- STATED PROBLEM -
Copy out every line that contains "nTRASERA".
---------- DATA PROVIDED
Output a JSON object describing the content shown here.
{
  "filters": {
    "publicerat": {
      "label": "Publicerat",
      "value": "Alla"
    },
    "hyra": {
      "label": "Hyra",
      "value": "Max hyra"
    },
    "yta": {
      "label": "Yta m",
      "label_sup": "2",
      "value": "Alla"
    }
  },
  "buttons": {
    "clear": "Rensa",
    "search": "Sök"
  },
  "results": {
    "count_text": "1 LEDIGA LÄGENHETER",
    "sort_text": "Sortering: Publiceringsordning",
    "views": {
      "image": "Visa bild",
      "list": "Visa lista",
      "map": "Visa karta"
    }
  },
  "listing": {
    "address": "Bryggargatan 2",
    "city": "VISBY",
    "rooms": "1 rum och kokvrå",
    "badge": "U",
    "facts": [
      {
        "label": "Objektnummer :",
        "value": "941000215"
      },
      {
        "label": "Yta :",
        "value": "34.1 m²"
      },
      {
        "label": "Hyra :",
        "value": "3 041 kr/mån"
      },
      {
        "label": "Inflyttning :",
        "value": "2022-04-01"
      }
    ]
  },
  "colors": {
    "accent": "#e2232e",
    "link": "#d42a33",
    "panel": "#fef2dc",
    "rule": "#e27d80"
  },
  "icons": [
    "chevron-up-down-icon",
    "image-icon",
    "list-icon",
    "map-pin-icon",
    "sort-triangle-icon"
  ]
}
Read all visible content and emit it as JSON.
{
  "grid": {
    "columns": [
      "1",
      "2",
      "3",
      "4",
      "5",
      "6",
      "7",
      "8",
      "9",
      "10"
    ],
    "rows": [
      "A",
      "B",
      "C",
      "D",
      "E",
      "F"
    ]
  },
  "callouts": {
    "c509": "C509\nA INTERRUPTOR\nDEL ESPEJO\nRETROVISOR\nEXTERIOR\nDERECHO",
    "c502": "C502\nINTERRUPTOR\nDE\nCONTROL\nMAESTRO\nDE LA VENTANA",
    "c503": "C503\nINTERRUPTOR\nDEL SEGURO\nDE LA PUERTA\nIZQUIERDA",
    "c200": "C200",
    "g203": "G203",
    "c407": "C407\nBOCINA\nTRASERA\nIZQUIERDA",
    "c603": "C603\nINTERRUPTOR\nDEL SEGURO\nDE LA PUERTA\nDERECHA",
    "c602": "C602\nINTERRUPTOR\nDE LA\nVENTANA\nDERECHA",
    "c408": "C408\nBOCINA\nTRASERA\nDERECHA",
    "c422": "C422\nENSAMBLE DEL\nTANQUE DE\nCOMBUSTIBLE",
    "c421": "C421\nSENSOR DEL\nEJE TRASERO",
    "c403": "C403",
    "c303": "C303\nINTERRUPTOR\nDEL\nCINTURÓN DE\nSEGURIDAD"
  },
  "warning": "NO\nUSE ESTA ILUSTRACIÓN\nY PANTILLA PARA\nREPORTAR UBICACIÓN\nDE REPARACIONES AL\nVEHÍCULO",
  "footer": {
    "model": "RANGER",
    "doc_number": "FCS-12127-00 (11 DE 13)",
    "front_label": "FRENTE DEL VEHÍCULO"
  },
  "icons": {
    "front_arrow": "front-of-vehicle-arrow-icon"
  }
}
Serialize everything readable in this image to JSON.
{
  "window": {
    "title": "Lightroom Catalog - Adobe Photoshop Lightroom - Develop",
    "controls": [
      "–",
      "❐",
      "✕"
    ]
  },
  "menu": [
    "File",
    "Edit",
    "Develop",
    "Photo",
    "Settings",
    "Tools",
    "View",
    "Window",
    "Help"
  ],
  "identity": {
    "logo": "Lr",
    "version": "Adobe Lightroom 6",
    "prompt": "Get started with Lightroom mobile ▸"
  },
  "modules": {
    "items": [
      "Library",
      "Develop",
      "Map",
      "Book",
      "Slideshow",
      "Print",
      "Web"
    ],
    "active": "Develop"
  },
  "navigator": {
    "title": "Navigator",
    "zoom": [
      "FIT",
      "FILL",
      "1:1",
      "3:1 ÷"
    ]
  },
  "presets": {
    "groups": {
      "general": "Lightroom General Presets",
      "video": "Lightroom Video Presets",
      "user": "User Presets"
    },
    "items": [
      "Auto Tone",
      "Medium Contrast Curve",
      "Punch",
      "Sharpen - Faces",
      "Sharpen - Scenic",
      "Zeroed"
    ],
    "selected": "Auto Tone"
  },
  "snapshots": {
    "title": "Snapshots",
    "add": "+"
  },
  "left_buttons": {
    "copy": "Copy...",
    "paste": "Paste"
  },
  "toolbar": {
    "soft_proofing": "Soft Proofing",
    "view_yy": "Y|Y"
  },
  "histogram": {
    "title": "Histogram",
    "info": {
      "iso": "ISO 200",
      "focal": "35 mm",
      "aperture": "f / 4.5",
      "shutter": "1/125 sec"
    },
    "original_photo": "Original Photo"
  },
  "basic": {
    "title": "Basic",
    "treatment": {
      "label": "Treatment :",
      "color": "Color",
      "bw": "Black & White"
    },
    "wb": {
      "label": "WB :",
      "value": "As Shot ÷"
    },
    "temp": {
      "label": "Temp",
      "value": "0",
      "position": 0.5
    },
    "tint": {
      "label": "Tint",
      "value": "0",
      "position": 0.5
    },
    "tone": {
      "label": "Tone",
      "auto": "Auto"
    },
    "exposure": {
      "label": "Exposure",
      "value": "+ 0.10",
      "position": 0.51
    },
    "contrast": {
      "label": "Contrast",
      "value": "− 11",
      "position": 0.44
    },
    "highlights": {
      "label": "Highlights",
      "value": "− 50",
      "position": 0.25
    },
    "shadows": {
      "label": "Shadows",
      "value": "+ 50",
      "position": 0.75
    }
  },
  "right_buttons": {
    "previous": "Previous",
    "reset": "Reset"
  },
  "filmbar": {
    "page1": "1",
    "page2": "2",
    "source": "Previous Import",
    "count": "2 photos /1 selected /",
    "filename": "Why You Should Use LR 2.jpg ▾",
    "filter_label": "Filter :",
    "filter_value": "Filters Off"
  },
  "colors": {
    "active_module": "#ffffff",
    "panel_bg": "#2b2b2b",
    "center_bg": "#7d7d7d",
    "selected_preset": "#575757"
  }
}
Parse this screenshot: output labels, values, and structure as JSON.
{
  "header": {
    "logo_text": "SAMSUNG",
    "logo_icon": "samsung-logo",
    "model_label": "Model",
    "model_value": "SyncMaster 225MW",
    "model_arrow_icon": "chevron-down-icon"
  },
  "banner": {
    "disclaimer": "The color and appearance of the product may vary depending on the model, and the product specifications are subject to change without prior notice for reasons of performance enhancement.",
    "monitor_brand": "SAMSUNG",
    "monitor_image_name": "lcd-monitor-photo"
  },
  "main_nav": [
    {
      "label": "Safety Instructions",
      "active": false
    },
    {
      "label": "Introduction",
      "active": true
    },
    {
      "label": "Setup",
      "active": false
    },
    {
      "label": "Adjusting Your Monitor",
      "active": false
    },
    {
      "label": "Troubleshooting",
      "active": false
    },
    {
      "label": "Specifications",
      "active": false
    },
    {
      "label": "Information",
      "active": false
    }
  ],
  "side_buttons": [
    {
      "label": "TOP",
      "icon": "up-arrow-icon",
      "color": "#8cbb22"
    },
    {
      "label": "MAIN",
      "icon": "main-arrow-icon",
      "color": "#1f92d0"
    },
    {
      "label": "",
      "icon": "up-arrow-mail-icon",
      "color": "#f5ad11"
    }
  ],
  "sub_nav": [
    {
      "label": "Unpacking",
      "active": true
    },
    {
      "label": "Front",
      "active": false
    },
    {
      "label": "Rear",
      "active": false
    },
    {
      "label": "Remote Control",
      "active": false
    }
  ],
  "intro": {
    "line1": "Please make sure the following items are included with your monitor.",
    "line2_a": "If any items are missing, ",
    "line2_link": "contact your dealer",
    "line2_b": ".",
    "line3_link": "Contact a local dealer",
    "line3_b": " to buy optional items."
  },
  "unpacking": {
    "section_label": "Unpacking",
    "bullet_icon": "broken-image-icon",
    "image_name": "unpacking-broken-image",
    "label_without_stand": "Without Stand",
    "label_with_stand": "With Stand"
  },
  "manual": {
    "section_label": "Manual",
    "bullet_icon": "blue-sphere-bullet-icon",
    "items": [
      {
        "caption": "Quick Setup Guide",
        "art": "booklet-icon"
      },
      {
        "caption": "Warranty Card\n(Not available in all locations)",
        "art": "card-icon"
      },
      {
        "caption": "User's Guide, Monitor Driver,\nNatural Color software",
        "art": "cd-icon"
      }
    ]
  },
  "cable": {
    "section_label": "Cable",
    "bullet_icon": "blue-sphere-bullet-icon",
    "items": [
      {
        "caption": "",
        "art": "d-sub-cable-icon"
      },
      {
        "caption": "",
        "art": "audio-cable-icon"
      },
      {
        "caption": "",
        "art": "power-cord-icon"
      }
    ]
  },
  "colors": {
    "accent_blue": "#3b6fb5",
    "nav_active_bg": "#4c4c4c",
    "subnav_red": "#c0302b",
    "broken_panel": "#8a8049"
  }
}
--------------------
- TASK RESPONSE -
    "c407": "C407\nBOCINA\nTRASERA\nIZQUIERDA",
    "c408": "C408\nBOCINA\nTRASERA\nDERECHA",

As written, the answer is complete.